Return, word for word, every line of the data between the line containing "UI element localization: list" and the line containing "museum-name-line1: Μουσείο Επιστημών", inclusive.

>> START DATA SHOWN

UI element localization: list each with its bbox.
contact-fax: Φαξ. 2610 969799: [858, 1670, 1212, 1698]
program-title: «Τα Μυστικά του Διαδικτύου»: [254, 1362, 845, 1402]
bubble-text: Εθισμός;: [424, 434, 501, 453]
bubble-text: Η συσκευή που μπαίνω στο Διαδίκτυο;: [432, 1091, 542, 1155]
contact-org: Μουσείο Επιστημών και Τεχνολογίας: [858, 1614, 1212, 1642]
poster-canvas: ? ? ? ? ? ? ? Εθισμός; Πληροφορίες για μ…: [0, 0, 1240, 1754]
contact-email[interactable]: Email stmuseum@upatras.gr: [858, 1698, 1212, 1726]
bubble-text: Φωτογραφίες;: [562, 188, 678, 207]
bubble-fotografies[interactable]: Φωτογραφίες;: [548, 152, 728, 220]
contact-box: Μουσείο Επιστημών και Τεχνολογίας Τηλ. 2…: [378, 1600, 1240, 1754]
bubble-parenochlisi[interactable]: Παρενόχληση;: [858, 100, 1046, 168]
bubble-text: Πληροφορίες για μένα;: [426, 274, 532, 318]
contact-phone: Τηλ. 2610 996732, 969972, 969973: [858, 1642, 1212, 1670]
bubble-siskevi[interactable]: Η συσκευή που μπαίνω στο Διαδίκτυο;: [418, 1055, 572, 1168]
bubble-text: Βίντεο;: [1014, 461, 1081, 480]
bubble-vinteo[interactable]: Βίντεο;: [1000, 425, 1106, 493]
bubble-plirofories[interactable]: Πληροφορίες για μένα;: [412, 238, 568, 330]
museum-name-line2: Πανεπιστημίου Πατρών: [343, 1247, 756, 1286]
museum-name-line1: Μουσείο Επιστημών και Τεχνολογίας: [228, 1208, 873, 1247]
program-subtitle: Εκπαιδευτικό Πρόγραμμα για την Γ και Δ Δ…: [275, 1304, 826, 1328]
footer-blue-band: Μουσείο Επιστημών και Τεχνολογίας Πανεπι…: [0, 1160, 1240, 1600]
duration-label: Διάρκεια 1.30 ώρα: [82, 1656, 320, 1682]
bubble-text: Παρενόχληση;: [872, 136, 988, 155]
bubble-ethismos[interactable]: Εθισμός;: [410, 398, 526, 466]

>> END DATA SHOWN
>> START DATA SHOWN

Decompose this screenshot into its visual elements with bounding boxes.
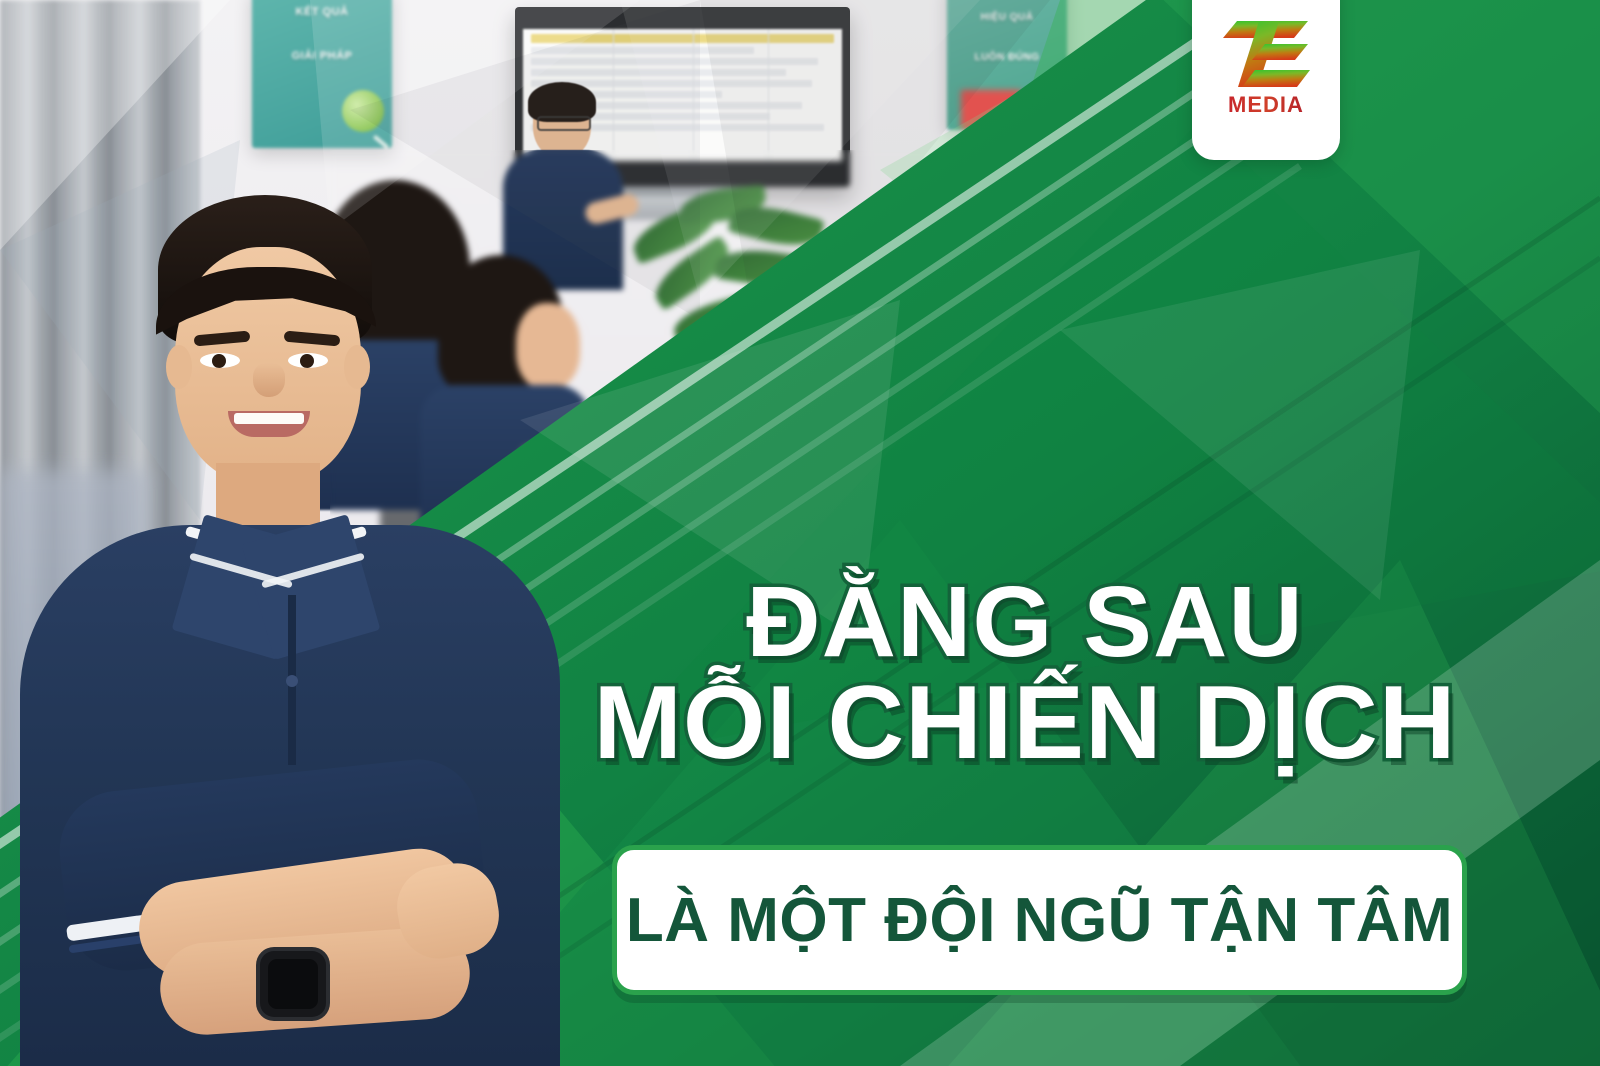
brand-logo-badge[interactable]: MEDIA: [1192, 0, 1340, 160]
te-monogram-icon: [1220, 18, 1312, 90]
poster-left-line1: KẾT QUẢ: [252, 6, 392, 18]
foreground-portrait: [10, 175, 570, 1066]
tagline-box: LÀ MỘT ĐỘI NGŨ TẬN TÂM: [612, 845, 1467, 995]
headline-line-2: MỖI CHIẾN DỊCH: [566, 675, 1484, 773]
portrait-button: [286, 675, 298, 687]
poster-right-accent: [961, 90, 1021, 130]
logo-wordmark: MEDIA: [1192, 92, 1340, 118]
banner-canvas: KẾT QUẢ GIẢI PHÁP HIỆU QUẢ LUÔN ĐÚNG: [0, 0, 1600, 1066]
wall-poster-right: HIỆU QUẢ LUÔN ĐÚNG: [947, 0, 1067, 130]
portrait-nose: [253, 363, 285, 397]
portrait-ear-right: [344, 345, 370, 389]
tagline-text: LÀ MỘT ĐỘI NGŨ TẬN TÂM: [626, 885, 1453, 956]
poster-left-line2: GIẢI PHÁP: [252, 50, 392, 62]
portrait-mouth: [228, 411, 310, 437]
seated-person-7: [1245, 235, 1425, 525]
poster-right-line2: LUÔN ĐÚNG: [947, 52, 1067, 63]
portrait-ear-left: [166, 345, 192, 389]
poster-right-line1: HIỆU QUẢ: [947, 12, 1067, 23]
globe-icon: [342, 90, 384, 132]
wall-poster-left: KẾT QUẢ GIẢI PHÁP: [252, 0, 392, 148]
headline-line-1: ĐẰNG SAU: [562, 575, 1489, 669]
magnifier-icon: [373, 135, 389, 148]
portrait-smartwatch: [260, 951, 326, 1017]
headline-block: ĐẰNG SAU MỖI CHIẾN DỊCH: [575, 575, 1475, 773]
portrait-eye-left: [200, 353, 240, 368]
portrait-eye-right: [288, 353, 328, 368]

>> END DATA SHOWN
>> START DATA SHOWN

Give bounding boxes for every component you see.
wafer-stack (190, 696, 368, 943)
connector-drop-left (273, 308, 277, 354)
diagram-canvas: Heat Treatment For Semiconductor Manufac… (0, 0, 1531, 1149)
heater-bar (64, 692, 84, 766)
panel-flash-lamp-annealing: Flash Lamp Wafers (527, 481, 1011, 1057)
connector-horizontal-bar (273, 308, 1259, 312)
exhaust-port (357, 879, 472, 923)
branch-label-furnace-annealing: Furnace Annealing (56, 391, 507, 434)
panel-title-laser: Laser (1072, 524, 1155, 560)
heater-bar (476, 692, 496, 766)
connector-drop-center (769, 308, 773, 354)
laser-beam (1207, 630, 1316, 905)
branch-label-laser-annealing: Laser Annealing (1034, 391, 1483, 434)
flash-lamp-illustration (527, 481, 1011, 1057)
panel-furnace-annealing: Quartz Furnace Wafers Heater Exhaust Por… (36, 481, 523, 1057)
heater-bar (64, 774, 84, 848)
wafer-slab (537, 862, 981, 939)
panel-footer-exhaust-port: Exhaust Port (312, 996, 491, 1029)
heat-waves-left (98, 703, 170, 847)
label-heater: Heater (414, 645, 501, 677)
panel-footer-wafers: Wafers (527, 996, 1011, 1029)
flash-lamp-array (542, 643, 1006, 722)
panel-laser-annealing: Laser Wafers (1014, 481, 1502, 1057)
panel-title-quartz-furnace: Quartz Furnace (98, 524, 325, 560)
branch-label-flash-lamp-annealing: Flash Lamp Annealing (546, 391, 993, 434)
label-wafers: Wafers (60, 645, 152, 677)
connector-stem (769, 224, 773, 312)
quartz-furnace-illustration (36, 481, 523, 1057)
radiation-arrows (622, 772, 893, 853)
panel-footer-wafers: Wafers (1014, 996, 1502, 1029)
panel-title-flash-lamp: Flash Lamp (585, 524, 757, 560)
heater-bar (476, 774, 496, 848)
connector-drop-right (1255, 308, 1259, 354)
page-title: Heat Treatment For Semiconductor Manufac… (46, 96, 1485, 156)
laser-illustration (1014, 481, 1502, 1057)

>> END DATA SHOWN

ANSWER TO THIS TASK
UI element localization: list each with its bbox.
contact-fax: Φαξ. 2610 969799: [858, 1670, 1212, 1698]
program-title: «Τα Μυστικά του Διαδικτύου»: [254, 1362, 845, 1402]
bubble-text: Εθισμός;: [424, 434, 501, 453]
bubble-text: Η συσκευή που μπαίνω στο Διαδίκτυο;: [432, 1091, 542, 1155]
contact-org: Μουσείο Επιστημών και Τεχνολογίας: [858, 1614, 1212, 1642]
poster-canvas: ? ? ? ? ? ? ? Εθισμός; Πληροφορίες για μ…: [0, 0, 1240, 1754]
contact-email[interactable]: Email stmuseum@upatras.gr: [858, 1698, 1212, 1726]
bubble-text: Φωτογραφίες;: [562, 188, 678, 207]
bubble-fotografies[interactable]: Φωτογραφίες;: [548, 152, 728, 220]
contact-box: Μουσείο Επιστημών και Τεχνολογίας Τηλ. 2…: [378, 1600, 1240, 1754]
bubble-parenochlisi[interactable]: Παρενόχληση;: [858, 100, 1046, 168]
bubble-text: Πληροφορίες για μένα;: [426, 274, 532, 318]
contact-phone: Τηλ. 2610 996732, 969972, 969973: [858, 1642, 1212, 1670]
bubble-siskevi[interactable]: Η συσκευή που μπαίνω στο Διαδίκτυο;: [418, 1055, 572, 1168]
bubble-text: Βίντεο;: [1014, 461, 1081, 480]
bubble-vinteo[interactable]: Βίντεο;: [1000, 425, 1106, 493]
bubble-plirofories[interactable]: Πληροφορίες για μένα;: [412, 238, 568, 330]
museum-name-line2: Πανεπιστημίου Πατρών: [343, 1247, 756, 1286]
museum-name-line1: Μουσείο Επιστημών και Τεχνολογίας: [228, 1208, 873, 1247]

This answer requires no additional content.